• [Saved data entries]
Start

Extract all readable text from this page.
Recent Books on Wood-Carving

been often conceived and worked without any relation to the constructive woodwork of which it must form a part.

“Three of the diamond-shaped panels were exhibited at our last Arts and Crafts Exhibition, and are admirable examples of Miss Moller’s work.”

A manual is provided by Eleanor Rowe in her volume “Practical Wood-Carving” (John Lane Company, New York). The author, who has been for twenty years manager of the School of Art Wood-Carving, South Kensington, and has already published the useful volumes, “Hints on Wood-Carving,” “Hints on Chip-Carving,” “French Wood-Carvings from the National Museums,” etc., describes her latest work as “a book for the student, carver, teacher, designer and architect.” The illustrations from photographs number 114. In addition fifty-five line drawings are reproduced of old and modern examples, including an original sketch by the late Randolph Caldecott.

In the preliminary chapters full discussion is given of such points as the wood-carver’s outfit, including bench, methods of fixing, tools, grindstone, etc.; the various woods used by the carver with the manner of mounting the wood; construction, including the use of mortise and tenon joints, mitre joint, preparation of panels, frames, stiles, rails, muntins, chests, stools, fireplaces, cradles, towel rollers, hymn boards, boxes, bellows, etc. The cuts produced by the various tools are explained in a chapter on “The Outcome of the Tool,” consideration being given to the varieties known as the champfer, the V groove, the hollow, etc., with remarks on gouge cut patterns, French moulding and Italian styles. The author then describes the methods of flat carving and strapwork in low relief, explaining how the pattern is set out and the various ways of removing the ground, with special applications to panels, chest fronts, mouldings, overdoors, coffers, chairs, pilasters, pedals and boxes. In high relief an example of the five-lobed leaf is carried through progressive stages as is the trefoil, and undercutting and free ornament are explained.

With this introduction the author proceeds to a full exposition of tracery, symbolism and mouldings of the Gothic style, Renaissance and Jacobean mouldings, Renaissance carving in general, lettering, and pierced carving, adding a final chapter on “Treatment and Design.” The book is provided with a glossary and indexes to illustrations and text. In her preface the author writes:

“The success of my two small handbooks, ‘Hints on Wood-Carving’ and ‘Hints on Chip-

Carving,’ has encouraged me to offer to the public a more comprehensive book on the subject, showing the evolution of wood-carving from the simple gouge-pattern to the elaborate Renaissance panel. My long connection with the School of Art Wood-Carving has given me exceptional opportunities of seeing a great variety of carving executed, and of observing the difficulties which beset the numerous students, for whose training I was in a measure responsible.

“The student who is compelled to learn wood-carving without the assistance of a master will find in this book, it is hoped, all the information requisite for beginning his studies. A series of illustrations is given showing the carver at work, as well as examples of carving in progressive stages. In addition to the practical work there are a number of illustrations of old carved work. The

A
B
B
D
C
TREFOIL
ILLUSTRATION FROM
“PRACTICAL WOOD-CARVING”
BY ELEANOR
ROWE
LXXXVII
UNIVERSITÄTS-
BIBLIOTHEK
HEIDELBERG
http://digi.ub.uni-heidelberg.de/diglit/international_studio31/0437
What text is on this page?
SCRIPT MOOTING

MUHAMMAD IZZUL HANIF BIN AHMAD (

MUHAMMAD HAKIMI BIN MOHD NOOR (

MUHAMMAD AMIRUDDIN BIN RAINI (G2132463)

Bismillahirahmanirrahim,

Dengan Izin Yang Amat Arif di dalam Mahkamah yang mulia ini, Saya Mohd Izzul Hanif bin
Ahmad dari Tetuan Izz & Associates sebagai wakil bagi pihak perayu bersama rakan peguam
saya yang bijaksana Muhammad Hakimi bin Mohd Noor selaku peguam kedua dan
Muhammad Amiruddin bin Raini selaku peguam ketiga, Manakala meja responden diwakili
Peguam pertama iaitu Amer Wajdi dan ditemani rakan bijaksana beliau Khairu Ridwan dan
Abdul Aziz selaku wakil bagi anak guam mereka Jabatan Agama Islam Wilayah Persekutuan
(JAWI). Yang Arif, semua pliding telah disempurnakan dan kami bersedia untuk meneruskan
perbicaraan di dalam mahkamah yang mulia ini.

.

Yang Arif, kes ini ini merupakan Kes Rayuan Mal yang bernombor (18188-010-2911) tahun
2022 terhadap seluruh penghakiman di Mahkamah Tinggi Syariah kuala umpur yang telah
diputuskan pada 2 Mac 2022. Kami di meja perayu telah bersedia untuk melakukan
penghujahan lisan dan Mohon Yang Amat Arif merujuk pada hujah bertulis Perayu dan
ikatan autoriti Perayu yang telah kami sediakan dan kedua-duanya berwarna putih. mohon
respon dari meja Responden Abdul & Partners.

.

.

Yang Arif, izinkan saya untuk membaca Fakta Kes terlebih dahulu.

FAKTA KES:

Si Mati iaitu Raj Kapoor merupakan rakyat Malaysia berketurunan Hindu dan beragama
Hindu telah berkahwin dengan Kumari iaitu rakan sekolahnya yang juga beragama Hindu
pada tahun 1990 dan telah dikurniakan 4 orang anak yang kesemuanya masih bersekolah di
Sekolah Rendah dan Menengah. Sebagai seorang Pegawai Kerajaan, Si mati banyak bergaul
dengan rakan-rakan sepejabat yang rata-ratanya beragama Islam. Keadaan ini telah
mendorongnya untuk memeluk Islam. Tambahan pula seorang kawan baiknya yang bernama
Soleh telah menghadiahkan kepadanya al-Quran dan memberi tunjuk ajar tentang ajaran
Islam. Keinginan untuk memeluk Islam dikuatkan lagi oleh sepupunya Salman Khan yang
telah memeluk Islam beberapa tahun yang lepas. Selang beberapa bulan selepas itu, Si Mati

End

• [WHAT TO PRODUCE] How many of the lines above contain the string "which"? Give the number only.

• [ANSWER IN FULL] 2